Stronzate. Frasi prive di senso ripetute anche (e sopratutto) fuori
dal loro contesto, astratte e inconsistenti diventano familiari e rassicuranti,
prescindendo da ogni significato. Che lo sappiano o meno, perché non é scontato
che se ne rendano conto, tutti questi signori parlano per niente. Parlano di
niente. Quello che fanno é asservire come docili agnellini un disegno che va
oltre il tempo e lo spazio. Un disegno che parrebbe tracciato
machiavellicamente da persone molto piú colte e potenti, i famosi poteri
occulti. In mancanza di prove della loro esistenza, mi pare tuttavia lecito pensare
che siano il frutto di una sorta di intelligenza colletiva degenerativa, emersa
dall’evoluzione di una societá basata per decenni e sempre piú su paradigmi speculativi
tipici dell’economia di mercato. L’idea che la sussistenza sia da poveri, che
non sia in grado di garantire una sufficiente qualitá della vita. Qualitá della
vita peraltro sempre piú misurata in termini materiali, basata sulla
possessione di cose innecessarie ad una reale qualitá della vita, finti bisogni
creati ad arte che siamo disposti a lavorare 24 ore al giorno o a indebitarci a
vita per poterci garantire. Anni di doping consumistico e di capitalismo
sregolato che ci hanno inconsciamente costretto ad una vita, a ben guardarla, miserabile.
Ci preoccupiamo piú del domani che dell’oggi. L’idea che il surplus sia talmente
importante da immolare sull’altare di un futuro benessere l’ora e il qui. La
felicitá é costantemente posticipata, volutamente peraltro.
Adbichiamo quotidianamente al diritto ad una vita degna e di qualitá
(per noi stessi, senza andare a parare in paesi o situazioni lontane) sull’altare
di falsi miti creati ad arte. Siamo costantemente immersi nostro malgrado, e
spesso a nostra insaputa, in una comunicazione di massa mirata ad una
redistribuzione delle risorse (e della ricchezza) dal pubblico al privato,
privato sempre piú concentrato nelle mani di pochi non-eletti.
LA CENTRALIZZAZIONE DEL POTERE
Al potere si pensa ormai necessariamente come a qualcosa di
centralizzato. Qualcosa che risiede in una sede, nelle mani di qualcuno, o
comunque di pochi, ma mai nostre. Chiedetevi il perché. Politica, economia, energia
e risorse, perfino il sistema alimentare. Fanno tutti capo a un qualcuno, una
elite, che ha le chiavi in mano e che per quanto ci riguarda potrebbe anche decidere
di chiudere baracca e burattini quando le pare. Puó decidere per tutti, é l’assenza
di democrazia ad ogni livello della nostra vita. Abbiamo perso la stessa
concezione di decidere per noi stessi, di assicurarci in prima persona il
nostro benessere, cosí come pensiamo sia piú giusto. Siamo in ogni aspetto
della nostra vita in balia di cose che non controlliamo. Non siamo padroni di noi stessi.

════

• [Consegne]
1. Secondo il testo sul consumismo e il potere, a chi fanno capo politica, economia, energia, risorse e sistema alimentare?
2. Riprendi il testo sul consumismo e il potere subito dopo la sua ultima frase.

Voci di annotazione spaziale

════

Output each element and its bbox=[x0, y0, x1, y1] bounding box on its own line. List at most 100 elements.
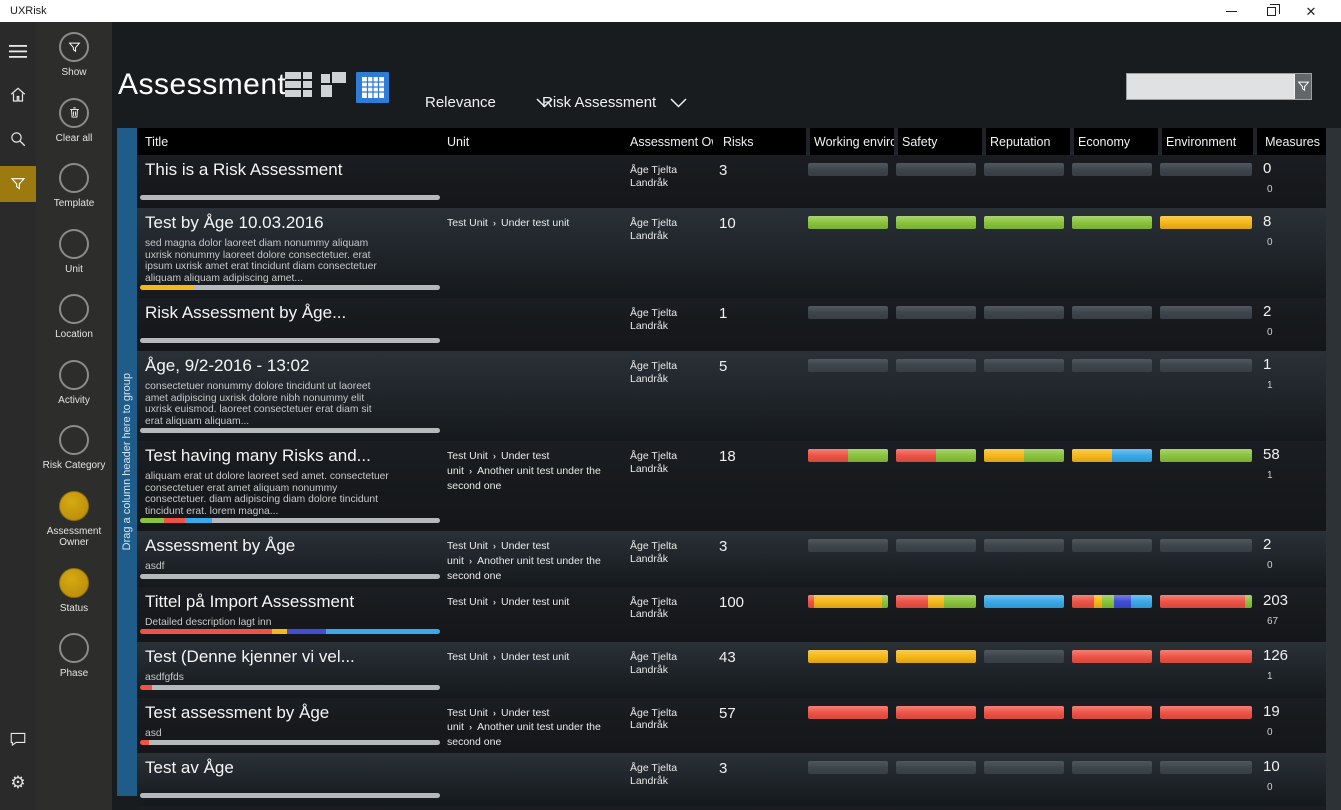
filter-unit[interactable]: Unit bbox=[36, 228, 112, 276]
filter-status[interactable]: Status bbox=[36, 567, 112, 615]
row-title-cell: Åge, 9/2-2016 - 13:02 consectetuer nonum… bbox=[137, 351, 443, 441]
search-input[interactable] bbox=[1127, 74, 1294, 99]
table-row[interactable]: Test having many Risks and... aliquam er… bbox=[137, 441, 1326, 531]
rating-bar-environment bbox=[1158, 298, 1253, 351]
filter-panel: Show Clear all Template Unit Location Ac… bbox=[36, 22, 112, 810]
filter-assessment-owner[interactable]: Assessment Owner bbox=[36, 490, 112, 549]
row-measures-count: 10 bbox=[1263, 758, 1280, 775]
row-description: Detailed description lagt inn bbox=[145, 616, 272, 628]
row-title: Åge, 9/2-2016 - 13:02 bbox=[145, 356, 310, 375]
row-ratings bbox=[806, 806, 1253, 810]
rating-bar-environment bbox=[1158, 806, 1253, 810]
row-description: aliquam erat ut dolore laoreet sed amet.… bbox=[145, 471, 389, 517]
view-toggle-cards-button[interactable] bbox=[285, 72, 312, 98]
search-nav-button[interactable] bbox=[0, 122, 36, 156]
column-header-title[interactable]: Title bbox=[145, 134, 169, 149]
chevron-down-icon bbox=[670, 97, 687, 108]
column-header-economy[interactable]: Economy bbox=[1070, 128, 1158, 155]
filter-item-label: Show bbox=[61, 67, 87, 78]
row-unit-breadcrumb: Test Unit › Under test unit bbox=[443, 642, 625, 698]
row-title: Test having many Risks and... bbox=[145, 446, 371, 465]
breadcrumb-chevron-icon: › bbox=[492, 652, 497, 663]
column-header-assessment-owner[interactable]: Assessment Owner bbox=[630, 134, 713, 149]
row-risks-count: 43 bbox=[719, 649, 736, 666]
table-rows: This is a Risk Assessment Åge Tjelta Lan… bbox=[137, 155, 1326, 810]
view-toggle-tiles-button[interactable] bbox=[321, 72, 347, 98]
row-progress-bar bbox=[140, 518, 440, 523]
settings-button[interactable]: ⚙ bbox=[0, 766, 36, 800]
filter-risk-category[interactable]: Risk Category bbox=[36, 425, 112, 472]
filter-template[interactable]: Template bbox=[36, 163, 112, 210]
table-row[interactable]: Test av Åge Åge Tjelta Landråk 3 10 0 bbox=[137, 753, 1326, 806]
row-unit-breadcrumb: Test Unit › Under test unit › Another unit t… bbox=[443, 441, 625, 531]
table-row[interactable]: Test assessment by Åge asd Test Unit › Und… bbox=[137, 697, 1326, 754]
filter-location[interactable]: Location bbox=[36, 294, 112, 341]
filter-phase[interactable]: Phase bbox=[36, 633, 112, 680]
filter-item-label: Activity bbox=[58, 394, 90, 406]
row-ratings bbox=[806, 441, 1253, 531]
table-view-icon bbox=[361, 77, 384, 98]
row-title-cell bbox=[137, 806, 443, 810]
filter-nav-button-active[interactable] bbox=[0, 166, 36, 202]
row-unit-breadcrumb bbox=[443, 155, 625, 208]
restore-button[interactable] bbox=[1251, 0, 1291, 22]
row-risks-count: 100 bbox=[719, 593, 745, 611]
close-icon: ✕ bbox=[1305, 3, 1317, 19]
rating-bar-environment bbox=[1158, 351, 1253, 441]
rating-bar-environment bbox=[1158, 753, 1253, 806]
row-owner: Åge Tjelta Landråk bbox=[630, 706, 678, 732]
view-toggle-table-button-selected[interactable] bbox=[356, 72, 389, 103]
table-row[interactable]: This is a Risk Assessment Åge Tjelta Lan… bbox=[137, 155, 1326, 208]
home-button[interactable] bbox=[0, 78, 36, 112]
close-button[interactable]: ✕ bbox=[1291, 0, 1331, 22]
group-by-drop-zone[interactable]: Drag a column header here to group bbox=[117, 128, 137, 796]
search-filter-button[interactable] bbox=[1294, 74, 1311, 99]
feedback-button[interactable] bbox=[0, 722, 36, 756]
rating-bar-working-environment bbox=[806, 698, 894, 754]
table-row[interactable]: Test by Åge 10.03.2016 sed magna dolor l… bbox=[137, 208, 1326, 298]
filter-clear-all[interactable]: Clear all bbox=[36, 97, 112, 145]
column-header-safety[interactable]: Safety bbox=[894, 128, 982, 155]
row-measures-sub-count: 0 bbox=[1267, 237, 1273, 248]
column-header-working-environment[interactable]: Working environment bbox=[806, 128, 894, 155]
column-header-unit[interactable]: Unit bbox=[447, 134, 470, 149]
column-header-reputation[interactable]: Reputation bbox=[982, 128, 1070, 155]
column-header-measures[interactable]: Measures bbox=[1253, 128, 1326, 155]
row-measures-sub-count: 1 bbox=[1267, 380, 1273, 391]
vertical-scrollbar[interactable] bbox=[1326, 128, 1341, 810]
column-header-environment[interactable]: Environment bbox=[1158, 128, 1253, 155]
breadcrumb-chevron-icon: › bbox=[468, 465, 473, 477]
filter-circle-icon bbox=[59, 32, 89, 62]
risk-assessment-dropdown[interactable]: Risk Assessment bbox=[542, 94, 687, 111]
row-measures-count: 1 bbox=[1263, 356, 1272, 373]
rating-bar-reputation bbox=[982, 698, 1070, 754]
hamburger-menu-button[interactable] bbox=[0, 34, 36, 68]
row-owner: Åge Tjelta Landråk bbox=[630, 164, 678, 189]
table-row[interactable]: Risk Assessment by Åge... Åge Tjelta Lan… bbox=[137, 298, 1326, 351]
rating-bar-environment bbox=[1158, 208, 1253, 298]
rating-bar-safety bbox=[894, 806, 982, 810]
table-row[interactable]: Åge, 9/2-2016 - 13:02 consectetuer nonum… bbox=[137, 351, 1326, 441]
minimize-button[interactable] bbox=[1211, 0, 1251, 22]
row-ratings bbox=[806, 587, 1253, 643]
table-row[interactable]: Test (Denne kjenner vi vel... asdfgfds T… bbox=[137, 642, 1326, 698]
table-row[interactable]: Assessment by Åge asdf Test Unit › Under t… bbox=[137, 531, 1326, 587]
row-risks-count: 3 bbox=[719, 760, 728, 777]
rating-bar-working-environment bbox=[806, 298, 894, 351]
filter-activity[interactable]: Activity bbox=[36, 359, 112, 407]
filter-show[interactable]: Show bbox=[36, 32, 112, 79]
column-header-risks[interactable]: Risks bbox=[723, 134, 754, 149]
row-title-cell: Test by Åge 10.03.2016 sed magna dolor l… bbox=[137, 208, 443, 298]
table-row[interactable]: Tittel på Import Assessment Detailed des… bbox=[137, 586, 1326, 643]
row-measures-count: 58 bbox=[1263, 446, 1280, 463]
unit-crumb: Under test unit bbox=[447, 706, 550, 734]
rating-bar-economy bbox=[1070, 208, 1158, 298]
relevance-dropdown[interactable]: Relevance bbox=[425, 94, 553, 111]
rating-bar-safety bbox=[894, 698, 982, 754]
table-row[interactable]: Åge Tjelta Landråk bbox=[137, 806, 1326, 810]
row-title-cell: Tittel på Import Assessment Detailed des… bbox=[137, 587, 443, 643]
view-toggles bbox=[285, 72, 389, 103]
breadcrumb-chevron-icon: › bbox=[492, 707, 497, 719]
rating-bar-environment bbox=[1158, 155, 1253, 208]
rating-bar-economy bbox=[1070, 806, 1158, 810]
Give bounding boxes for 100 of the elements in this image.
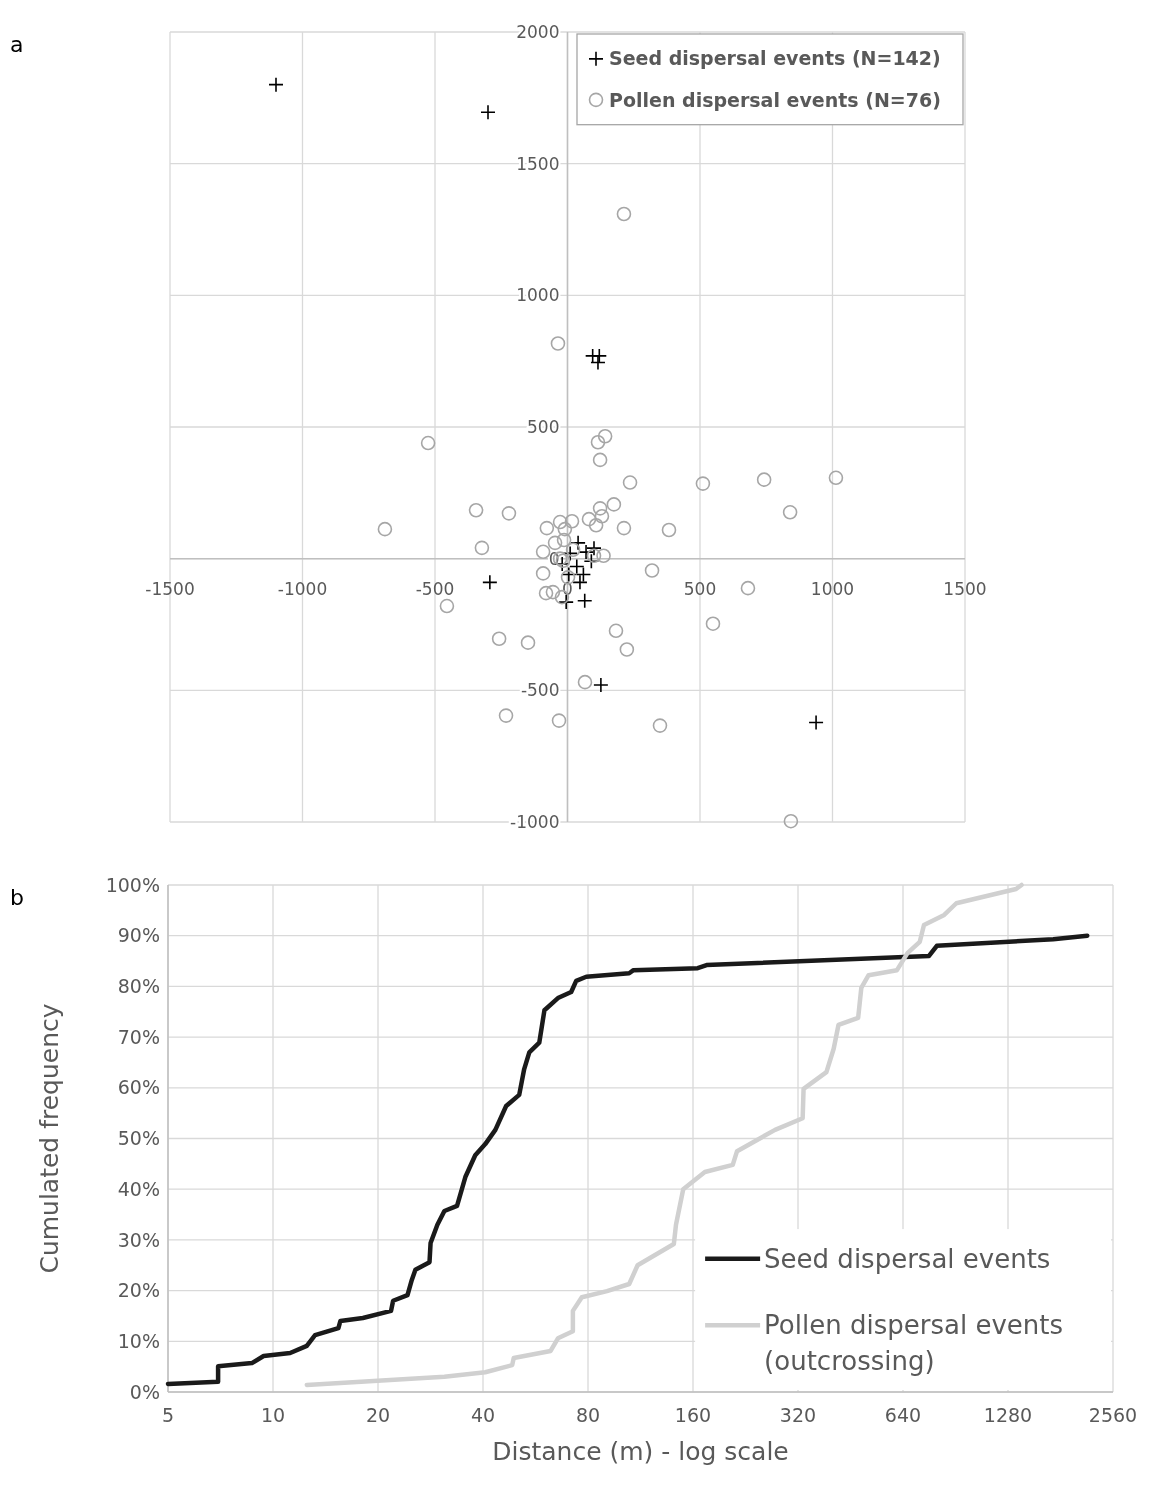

════

• [Risposte per compito]
1. A un qualcuno, un'élite che ha le chiavi in mano.

2.
In politica deleghiamo il nostro potere decisionale, ci hanno fatto
credere che sia una buona cosa e oggi come oggi accettiamo a tal punto da non
riuscire nemmeno ad immaginare sistemi alternativi. La soluzione, di fronte
alla corruzione dilagante della classe politica, é semplicemente quella di cambiare
le facce, di mischiare un po’ le carte. Non si guarda nemmeno alla causa, un
sistema percui il potere viene concentrato nelle mani di pochi, ma all’effetto:
i nomi di quei pochi.
Parlando di economia, nessuno ci capisce niente ormai, e si ripetono a
vanvera concetti che si sentono dire. Discorsi per gli addetti ai lavori e i
professori. E questo, chi ha in mano le redini dei mercati finanziari, lo sa
bene e sa di poter agire incontrastato. Sono loro il vero motore dell’economia
oggigiorno, svincolato totalmente dall’economia reale, quella che sarebbe funzionale
alla qualitá della vita delle persone. E gli va bene cosí, gli va bene che si
creino ad arte discussioni fasulle. Crea l’austeritá e ti pregheranno per crescere.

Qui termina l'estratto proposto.